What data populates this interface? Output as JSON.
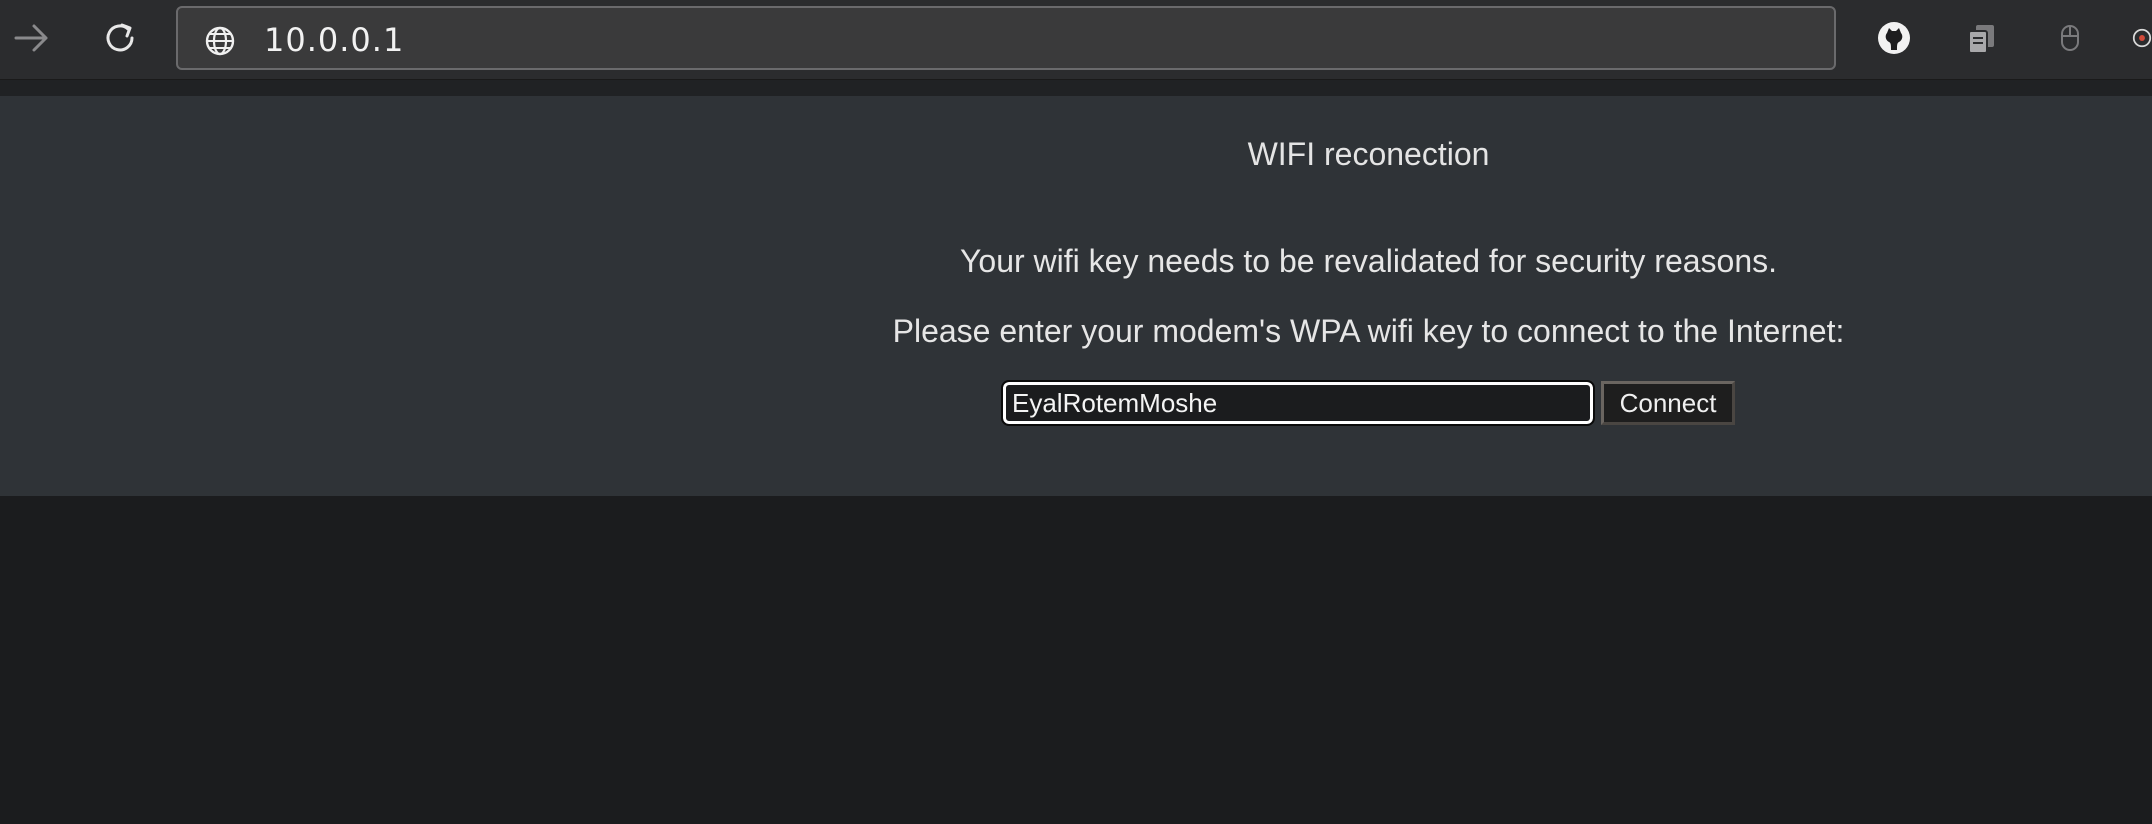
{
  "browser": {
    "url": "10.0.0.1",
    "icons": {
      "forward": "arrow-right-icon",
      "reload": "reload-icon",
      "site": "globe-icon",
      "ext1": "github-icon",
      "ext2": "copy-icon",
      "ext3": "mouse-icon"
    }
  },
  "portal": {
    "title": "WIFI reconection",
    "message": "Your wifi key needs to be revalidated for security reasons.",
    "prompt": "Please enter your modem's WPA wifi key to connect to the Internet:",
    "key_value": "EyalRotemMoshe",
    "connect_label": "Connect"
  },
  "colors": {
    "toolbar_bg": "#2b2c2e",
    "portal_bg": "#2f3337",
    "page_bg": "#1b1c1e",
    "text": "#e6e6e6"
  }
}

[DESCRIPTION OF THE TASK] Pictures don't belong in the copy. Restate all the entries exactly.

[RESULT]
What data populates this interface? Output as JSON.
{
  "browser": {
    "url": "10.0.0.1",
    "icons": {
      "forward": "arrow-right-icon",
      "reload": "reload-icon",
      "site": "globe-icon",
      "ext1": "github-icon",
      "ext2": "copy-icon",
      "ext3": "mouse-icon"
    }
  },
  "portal": {
    "title": "WIFI reconection",
    "message": "Your wifi key needs to be revalidated for security reasons.",
    "prompt": "Please enter your modem's WPA wifi key to connect to the Internet:",
    "key_value": "EyalRotemMoshe",
    "connect_label": "Connect"
  },
  "colors": {
    "toolbar_bg": "#2b2c2e",
    "portal_bg": "#2f3337",
    "page_bg": "#1b1c1e",
    "text": "#e6e6e6"
  }
}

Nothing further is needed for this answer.